### [Directions for this task]
Without including any pictures, write out the listing below exactly.

### [Material shown]
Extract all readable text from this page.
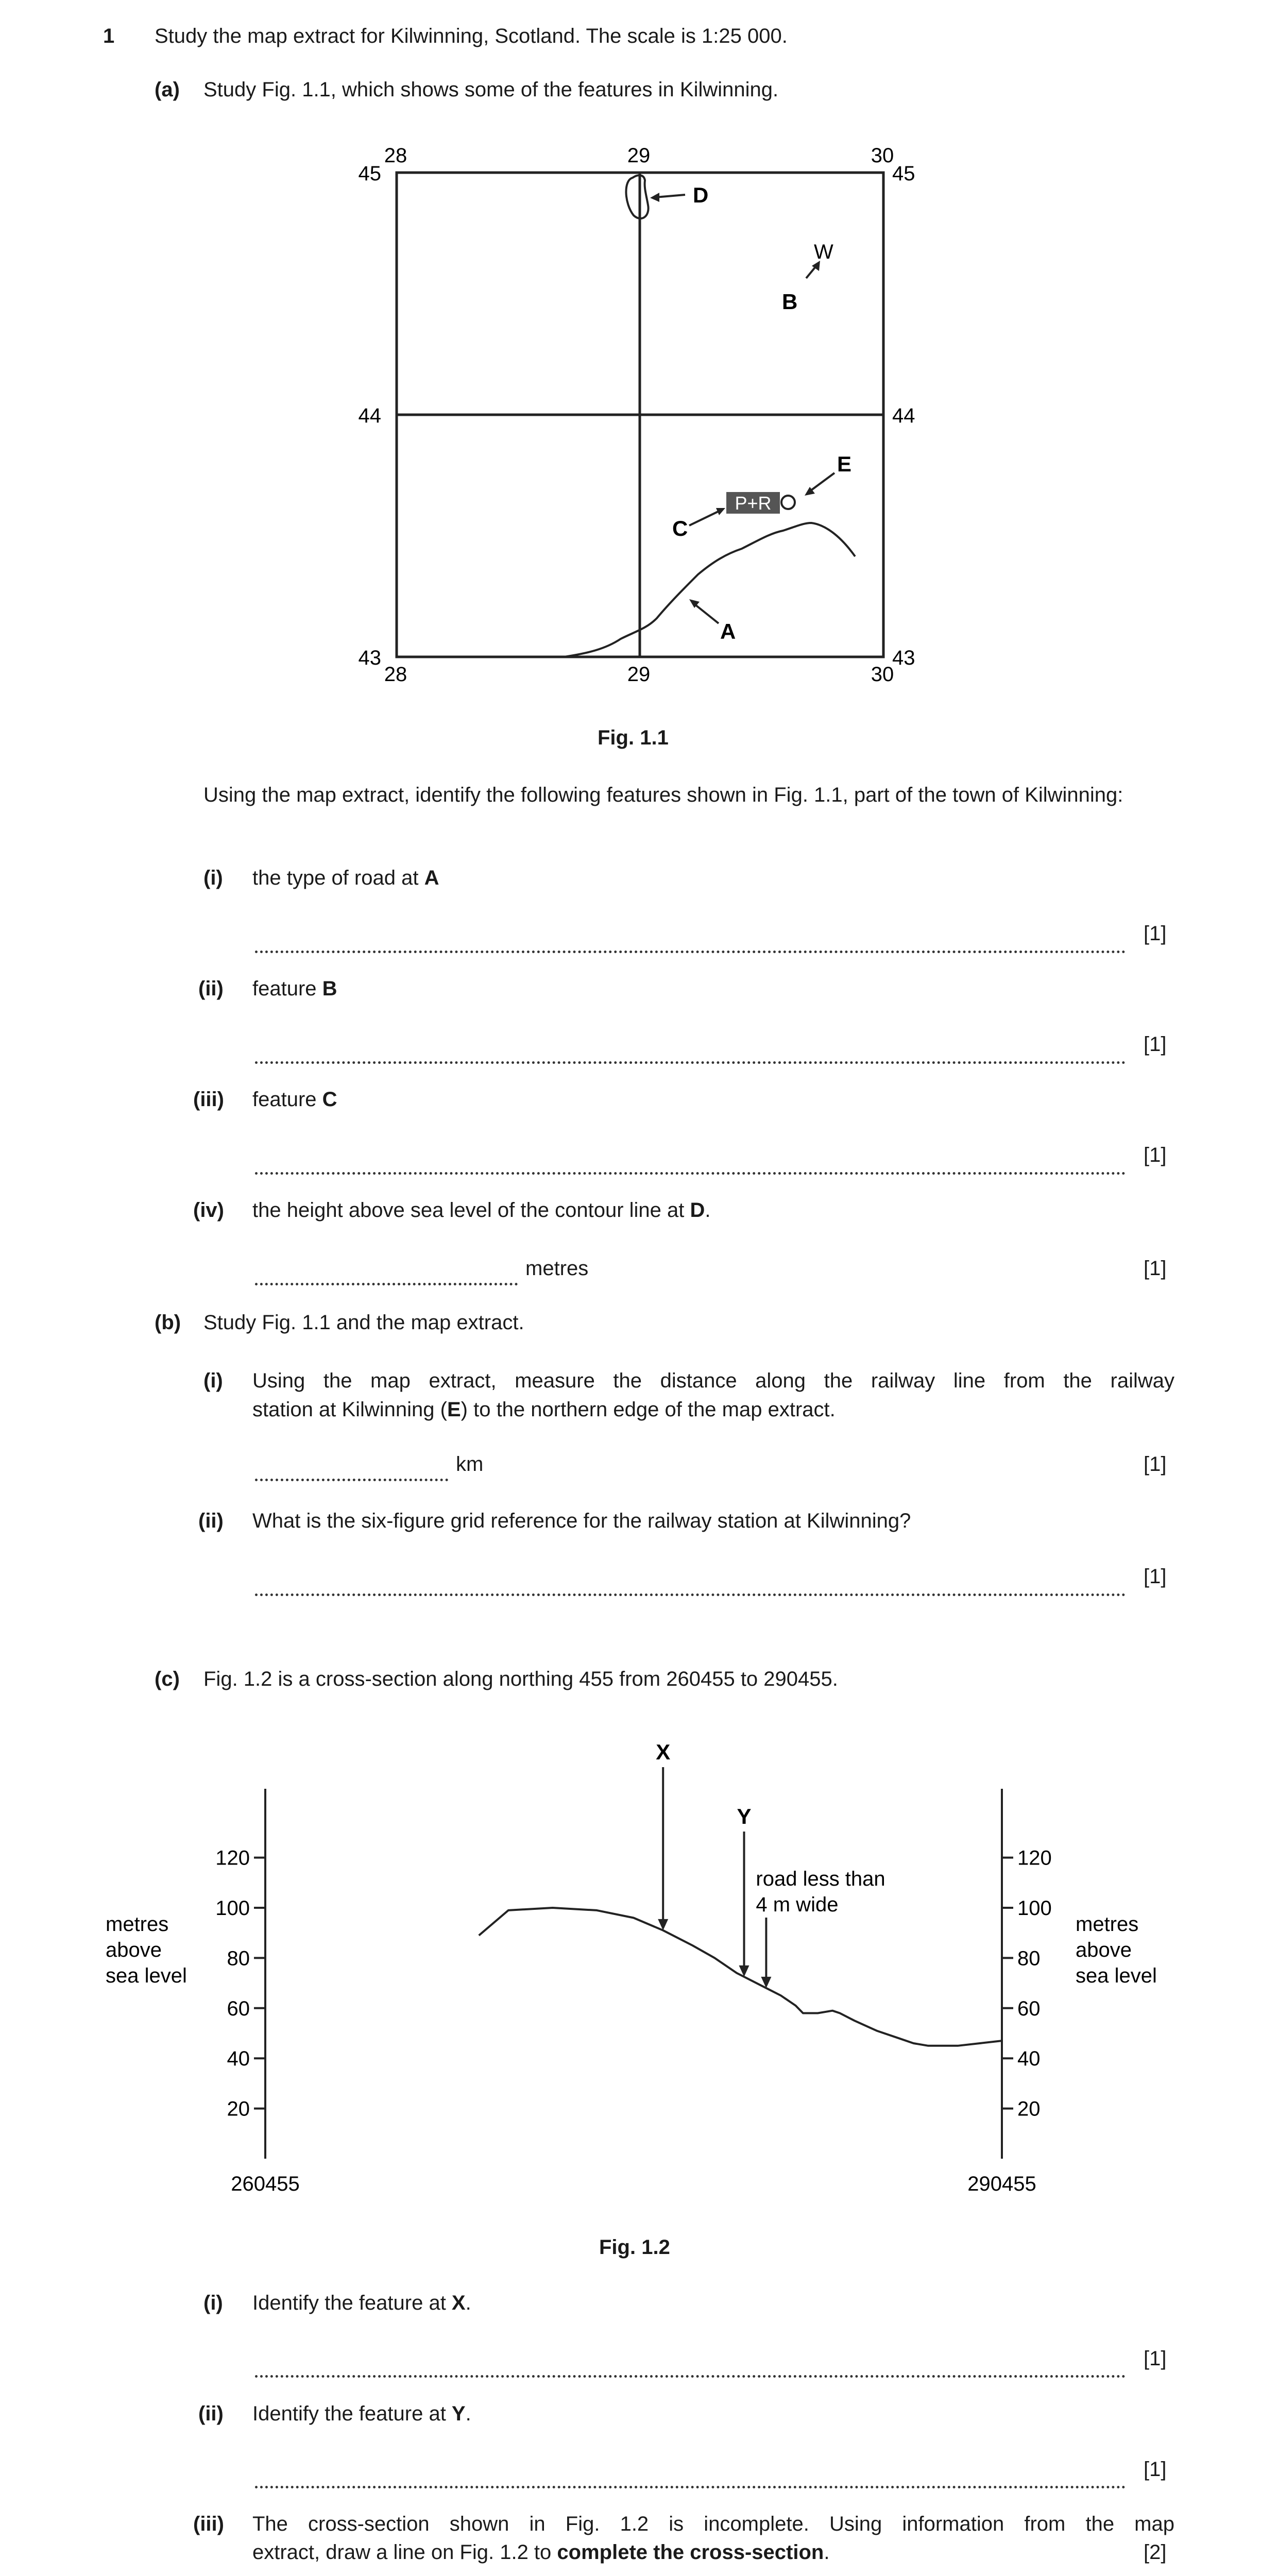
1 Study the map extract for Kilwinning, Scotland. The scale is 1:25 000.
(a) Study Fig. 1.1, which shows some of the features in Kilwinning.
28	29	30
28	29	30
45
44
43
45
44
43
D
W
B
E
P+R
C
A
Fig. 1.1
Using the map extract, identify the following features shown in Fig. 1.1, part of the town of Kilwinning:
(i) the type of road at A
[1]
(ii) feature B
[1]
(iii) feature C
[1]
(iv) the height above sea level of the contour line at D.
metres	[1]
(b) Study Fig. 1.1 and the map extract.
(i) Using the map extract, measure the distance along the railway line from the railway
station at Kilwinning (E) to the northern edge of the map extract.
km	[1]
(ii) What is the six-figure grid reference for the railway station at Kilwinning?
[1]
(c) Fig. 1.2 is a cross-section along northing 455 from 260455 to 290455.
metres
above
sea level
metres
above
sea level
260455	290455
20	20
40	40
60	60
80	80
100	100
120	120
X
Y
road less than
4 m wide
Fig. 1.2
(i) Identify the feature at X.
[1]
(ii) Identify the feature at Y.
[1]
(iii) The cross-section shown in Fig. 1.2 is incomplete. Using information from the map
extract, draw a line on Fig. 1.2 to complete the cross-section.	[2]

### [Written solution]
Extract all readable text from this page.
1 Study the map extract for Kilwinning, Scotland. The scale is 1:25 000.
(a) Study Fig. 1.1, which shows some of the features in Kilwinning.
28	29	30
28	29	30
45
44
43
45
44
43
D
W
B
E
P+R
C
A
Fig. 1.1
Using the map extract, identify the following features shown in Fig. 1.1, part of the town of Kilwinning:
(i) the type of road at A
[1]
(ii) feature B
[1]
(iii) feature C
[1]
(iv) the height above sea level of the contour line at D.
metres	[1]
(b) Study Fig. 1.1 and the map extract.
(i) Using the map extract, measure the distance along the railway line from the railway
station at Kilwinning (E) to the northern edge of the map extract.
km	[1]
(ii) What is the six-figure grid reference for the railway station at Kilwinning?
[1]
(c) Fig. 1.2 is a cross-section along northing 455 from 260455 to 290455.
metres
above
sea level
metres
above
sea level
260455	290455
20	20
40	40
60	60
80	80
100	100
120	120
X
Y
road less than
4 m wide
Fig. 1.2
(i) Identify the feature at X.
[1]
(ii) Identify the feature at Y.
[1]
(iii) The cross-section shown in Fig. 1.2 is incomplete. Using information from the map
extract, draw a line on Fig. 1.2 to complete the cross-section.	[2]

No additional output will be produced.